• Task requirements: Reproduce the passage on field emission displays from the words "In addition to" through the words "is actually destroyed.", starting at In addition to and stopping after is actually destroyed..

# start of Source

In addition to the problem of high-voltage switching, aperture displays suffer from low yield and low reliability due to the possibility of emitter-to-grid shorts. Such a short affects the voltage differential between the emitters and grid within the entire array, and may well render the entire array useless, either by consuming so much power that the supply is not able to maintain a voltage differential sufficient to induce field emission, or by actually generating so much heat that a portion of the array is actually destroyed.
A new field emission display architecture, which is the subject of U.S. Pat. No. 5,210,472, overcomes the problems of high-voltage switching and emitter-to-grid shorts, which, in turn, ameliorates the problem of display power consumption. The new architecture (hereinafter referred to as the "low-voltage-switching field emission display architecture") permits the switching of a high pixel activation voltage with low signal voltages that are compatible with standard CMOS, NMOS, or other integrated circuit logic levels. Instead of having row and columns tied directly to the cathode array, they are used to gate at least one pair of series-connected field effect transistors (FETs), each pair when conductive coupling the base electrode of a single emitter node to a potential that is sufficiently low, with respect to a higher potential applied to the grid, to induce field emission. Each row-column intersection (i.e. pixel) within the display may contain multiple emitter nodes in order to improve manufacturing yield and product reliability. In a preferred embodiment, the grid of the array is held at a constant potential (VFE), which is consistent with reliable field emission when the emitters are at ground potential. A multiplicity of emitter nodes are employed, one or more of which correspond to a single pixel (i.e., row and column intersection). Each emitter node has its own base electrode, which is groundable through its own pair of series-coupled field-effect transistors by applying a signal voltage to both the row and column lines associated with that emitter node. One of the series-connected FETs is gated by a signal on the row line; the other FET is gated by a signal on the column line. Also in the preferred embodiment of the invention, each emitter node contains multiple cathode emitters. Hence, each row-column intersection controls multiple pairs of series-coupled FETs, and each pair controls a single emitter node (pixel) containing multiple emitters.
The regulation of cathode-to-grid current has become a major issue in the design of field emission displays, as the issues of cathode life expectancy, low power consumption, and stability requirements are addressed.
The issue of current regulation has been addressed with respect to conventionally constructed flat panel field emission displays, such as the one depicted in FIG. 1. For example, in U.S. Pat. No. 4,940,916, Michel Borel and three colleagues disclose a field emission display having a resistive layer between each cathode (emitter tip) and an underlying conductive layer. In a subsequent U.S. Pat. No. 5,162,704, Yoichi Bobori and Mitsuru Tanaka disclose a field emission display having a diode in series with each emitter tip.

# end of Source
# start of Provided data

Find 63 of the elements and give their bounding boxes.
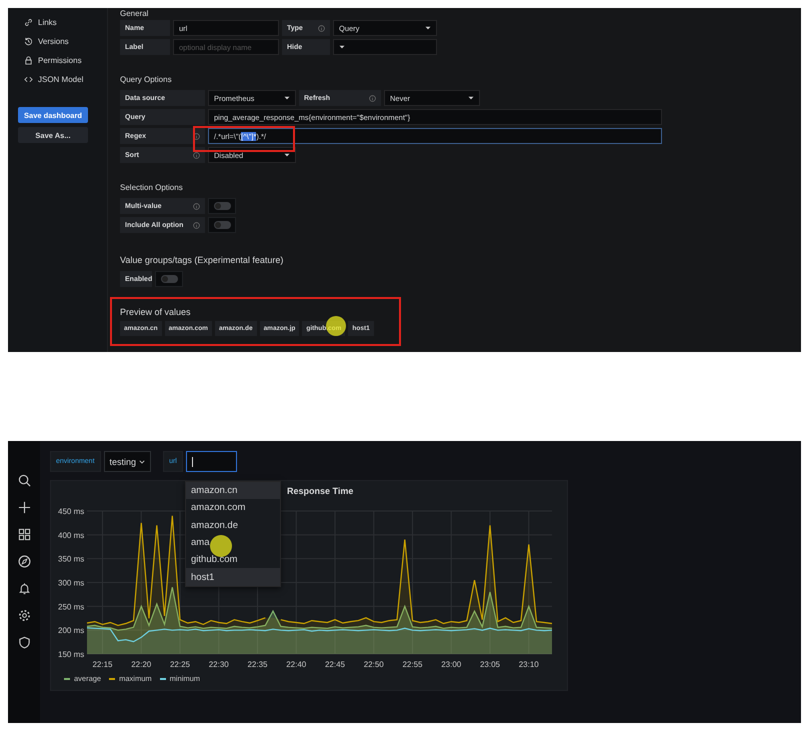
x-tick-label: 22:25 xyxy=(170,660,190,669)
sidebar-item[interactable]: Permissions xyxy=(8,51,107,70)
sidebar-item[interactable]: Versions xyxy=(8,32,107,51)
y-tick-label: 400 ms xyxy=(58,530,84,540)
dropdown-item[interactable]: github.com xyxy=(186,551,280,568)
x-tick-label: 22:35 xyxy=(247,660,268,669)
section-heading: Value groups/tags (Experimental feature) xyxy=(120,255,284,265)
link-icon xyxy=(24,18,33,27)
section-heading: General xyxy=(120,9,150,19)
toggle-switch[interactable] xyxy=(214,221,230,229)
grid-icon[interactable] xyxy=(18,528,30,541)
shield-icon[interactable] xyxy=(18,636,30,649)
dropdown-item[interactable]: amazon.de xyxy=(186,516,280,534)
toggle-switch[interactable] xyxy=(214,202,230,210)
caret-icon xyxy=(284,96,290,100)
y-tick-label: 150 ms xyxy=(58,650,84,659)
panel-title: Response Time xyxy=(287,486,354,496)
x-tick-label: 22:55 xyxy=(402,660,423,669)
y-tick-label: 350 ms xyxy=(58,554,84,564)
gear-icon[interactable] xyxy=(18,609,30,622)
info-icon xyxy=(193,202,200,210)
y-tick-label: 200 ms xyxy=(58,626,84,636)
info-icon xyxy=(193,152,200,158)
dropdown-item[interactable]: amazon.com xyxy=(186,499,280,517)
x-tick-label: 22:45 xyxy=(324,660,346,669)
x-tick-label: 22:50 xyxy=(364,660,384,669)
history-icon xyxy=(24,37,33,46)
x-tick-label: 23:05 xyxy=(480,660,500,669)
variable-select[interactable]: testing xyxy=(104,451,152,472)
compass-icon[interactable] xyxy=(18,555,30,568)
variable-input[interactable] xyxy=(186,451,237,472)
code-icon xyxy=(24,75,33,84)
toggle-switch[interactable] xyxy=(160,275,178,283)
sidebar-item[interactable]: Links xyxy=(8,13,107,32)
x-tick-label: 23:10 xyxy=(518,660,539,669)
x-tick-label: 22:40 xyxy=(286,660,306,669)
search-icon[interactable] xyxy=(18,474,30,487)
plus-icon[interactable] xyxy=(18,501,30,514)
bell-icon[interactable] xyxy=(18,582,30,595)
info-icon xyxy=(193,132,200,140)
dropdown-item[interactable]: ama xyxy=(186,534,280,552)
x-tick-label: 23:00 xyxy=(441,660,462,669)
y-tick-label: 250 ms xyxy=(58,602,84,612)
dropdown-item[interactable]: host1 xyxy=(186,568,280,586)
y-tick-label: 450 ms xyxy=(58,507,84,516)
info-icon xyxy=(369,94,376,102)
caret-icon xyxy=(284,153,290,157)
section-heading: Query Options xyxy=(120,75,173,85)
info-icon xyxy=(193,222,200,228)
caret-icon xyxy=(468,96,474,100)
chevron-down-icon xyxy=(139,460,146,464)
info-icon xyxy=(318,24,325,32)
x-tick-label: 22:15 xyxy=(92,660,113,669)
section-heading: Selection Options xyxy=(120,183,184,193)
caret-icon xyxy=(425,26,431,30)
section-heading: Preview of values xyxy=(120,307,192,317)
x-tick-label: 22:20 xyxy=(131,660,152,669)
x-tick-label: 22:30 xyxy=(208,660,229,669)
dropdown-item[interactable]: amazon.cn xyxy=(186,482,280,500)
caret-icon xyxy=(339,45,345,49)
sidebar-item[interactable]: JSON Model xyxy=(8,70,107,89)
y-tick-label: 300 ms xyxy=(58,578,84,588)
lock-icon xyxy=(24,56,33,65)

# end of Provided data

• Exercise result:
In addition to the problem of high-voltage switching, aperture displays suffer from low yield and low reliability due to the possibility of emitter-to-grid shorts. Such a short affects the voltage differential between the emitters and grid within the entire array, and may well render the entire array useless, either by consuming so much power that the supply is not able to maintain a voltage differential sufficient to induce field emission, or by actually generating so much heat that a portion of the array is actually destroyed.